▶ **Goal of the exercise**
Reproduce the records. Keep every word exact and include no images.
________
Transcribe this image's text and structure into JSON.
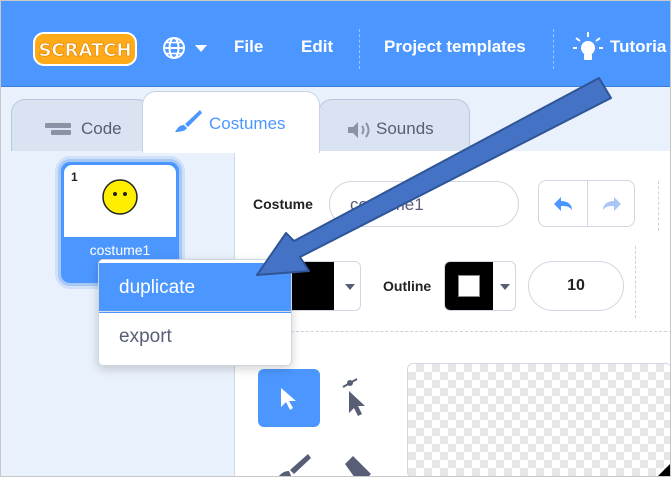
{
  "menubar": {
    "logo_text": "SCRATCH",
    "items": [
      {
        "label": "File"
      },
      {
        "label": "Edit"
      },
      {
        "label": "Project templates"
      },
      {
        "label": "Tutoria"
      }
    ],
    "icons": [
      "globe-icon",
      "lightbulb-icon"
    ]
  },
  "tabs": [
    {
      "label": "Code",
      "icon": "code-blocks-icon",
      "active": false
    },
    {
      "label": "Costumes",
      "icon": "paintbrush-icon",
      "active": true
    },
    {
      "label": "Sounds",
      "icon": "speaker-icon",
      "active": false
    }
  ],
  "costume_list": {
    "items": [
      {
        "number": "1",
        "name": "costume1"
      }
    ]
  },
  "context_menu": {
    "items": [
      {
        "label": "duplicate",
        "highlighted": true
      },
      {
        "label": "export",
        "highlighted": false
      }
    ]
  },
  "editor": {
    "costume_label": "Costume",
    "costume_name": "costume1",
    "outline_label": "Outline",
    "outline_width": "10",
    "tools": [
      "select-tool-icon",
      "reshape-tool-icon",
      "brush-tool-icon",
      "eraser-tool-icon"
    ]
  },
  "annotation": {
    "arrow_color": "#4472c4",
    "points_to": "duplicate"
  },
  "colors": {
    "menubar": "#4c97ff",
    "accent": "#4c97ff",
    "fill_color": "#000000",
    "outline_color": "#000000"
  }
}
________
▶ **Exercise response**
Transcribe this image's text and structure into JSON.
{
  "menubar": {
    "logo_text": "SCRATCH",
    "items": [
      {
        "label": "File"
      },
      {
        "label": "Edit"
      },
      {
        "label": "Project templates"
      },
      {
        "label": "Tutoria"
      }
    ],
    "icons": [
      "globe-icon",
      "lightbulb-icon"
    ]
  },
  "tabs": [
    {
      "label": "Code",
      "icon": "code-blocks-icon",
      "active": false
    },
    {
      "label": "Costumes",
      "icon": "paintbrush-icon",
      "active": true
    },
    {
      "label": "Sounds",
      "icon": "speaker-icon",
      "active": false
    }
  ],
  "costume_list": {
    "items": [
      {
        "number": "1",
        "name": "costume1"
      }
    ]
  },
  "context_menu": {
    "items": [
      {
        "label": "duplicate",
        "highlighted": true
      },
      {
        "label": "export",
        "highlighted": false
      }
    ]
  },
  "editor": {
    "costume_label": "Costume",
    "costume_name": "costume1",
    "outline_label": "Outline",
    "outline_width": "10",
    "tools": [
      "select-tool-icon",
      "reshape-tool-icon",
      "brush-tool-icon",
      "eraser-tool-icon"
    ]
  },
  "annotation": {
    "arrow_color": "#4472c4",
    "points_to": "duplicate"
  },
  "colors": {
    "menubar": "#4c97ff",
    "accent": "#4c97ff",
    "fill_color": "#000000",
    "outline_color": "#000000"
  }
}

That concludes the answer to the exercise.